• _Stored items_

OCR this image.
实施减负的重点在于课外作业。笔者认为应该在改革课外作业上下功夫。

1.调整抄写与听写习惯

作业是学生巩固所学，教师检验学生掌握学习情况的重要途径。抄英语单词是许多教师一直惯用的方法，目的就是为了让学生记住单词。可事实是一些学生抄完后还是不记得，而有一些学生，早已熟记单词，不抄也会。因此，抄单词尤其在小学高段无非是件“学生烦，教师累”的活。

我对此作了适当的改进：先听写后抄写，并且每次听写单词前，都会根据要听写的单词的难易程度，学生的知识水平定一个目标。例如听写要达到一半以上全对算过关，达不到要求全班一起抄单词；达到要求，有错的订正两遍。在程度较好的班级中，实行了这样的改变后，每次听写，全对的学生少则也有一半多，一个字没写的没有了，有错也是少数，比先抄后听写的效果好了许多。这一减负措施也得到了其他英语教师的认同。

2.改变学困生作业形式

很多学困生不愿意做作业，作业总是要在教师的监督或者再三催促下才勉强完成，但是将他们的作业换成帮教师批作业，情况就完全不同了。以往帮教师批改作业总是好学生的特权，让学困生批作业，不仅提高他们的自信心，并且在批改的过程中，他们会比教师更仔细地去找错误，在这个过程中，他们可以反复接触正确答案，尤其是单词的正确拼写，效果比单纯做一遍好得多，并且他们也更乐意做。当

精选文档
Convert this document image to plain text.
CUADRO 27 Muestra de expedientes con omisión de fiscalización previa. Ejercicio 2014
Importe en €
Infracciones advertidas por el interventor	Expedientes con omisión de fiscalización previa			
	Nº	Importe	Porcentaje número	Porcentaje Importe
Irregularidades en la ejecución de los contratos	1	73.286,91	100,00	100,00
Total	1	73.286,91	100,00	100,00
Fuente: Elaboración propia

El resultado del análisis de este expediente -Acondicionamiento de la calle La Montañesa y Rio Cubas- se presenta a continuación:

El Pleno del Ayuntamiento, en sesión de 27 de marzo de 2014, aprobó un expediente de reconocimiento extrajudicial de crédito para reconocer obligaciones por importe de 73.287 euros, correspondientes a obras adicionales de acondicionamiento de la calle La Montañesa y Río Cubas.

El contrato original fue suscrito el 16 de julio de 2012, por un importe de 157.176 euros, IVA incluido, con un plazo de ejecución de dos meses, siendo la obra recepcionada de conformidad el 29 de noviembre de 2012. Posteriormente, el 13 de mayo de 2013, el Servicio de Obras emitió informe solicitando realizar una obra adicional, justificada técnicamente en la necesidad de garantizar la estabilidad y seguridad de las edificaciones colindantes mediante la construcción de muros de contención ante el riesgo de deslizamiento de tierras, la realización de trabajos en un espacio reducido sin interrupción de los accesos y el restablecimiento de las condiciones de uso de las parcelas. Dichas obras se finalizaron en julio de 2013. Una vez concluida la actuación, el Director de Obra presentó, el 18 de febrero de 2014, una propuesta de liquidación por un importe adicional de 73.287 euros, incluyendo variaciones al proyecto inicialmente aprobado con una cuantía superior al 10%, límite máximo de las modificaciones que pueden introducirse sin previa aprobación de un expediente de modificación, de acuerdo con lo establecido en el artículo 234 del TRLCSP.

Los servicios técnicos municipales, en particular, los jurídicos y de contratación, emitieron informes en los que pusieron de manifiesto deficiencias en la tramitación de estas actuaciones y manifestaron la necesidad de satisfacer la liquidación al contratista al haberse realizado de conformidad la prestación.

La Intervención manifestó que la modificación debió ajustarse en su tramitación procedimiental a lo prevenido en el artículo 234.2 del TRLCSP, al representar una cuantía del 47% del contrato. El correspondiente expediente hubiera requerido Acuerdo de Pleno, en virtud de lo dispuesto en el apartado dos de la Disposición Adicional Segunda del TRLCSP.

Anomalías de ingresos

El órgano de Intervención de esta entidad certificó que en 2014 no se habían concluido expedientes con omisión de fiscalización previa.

• _Work to be completed_
The string "this" may appear in lines of the listing above; tally those lines and give the number only.

• _Final result_
2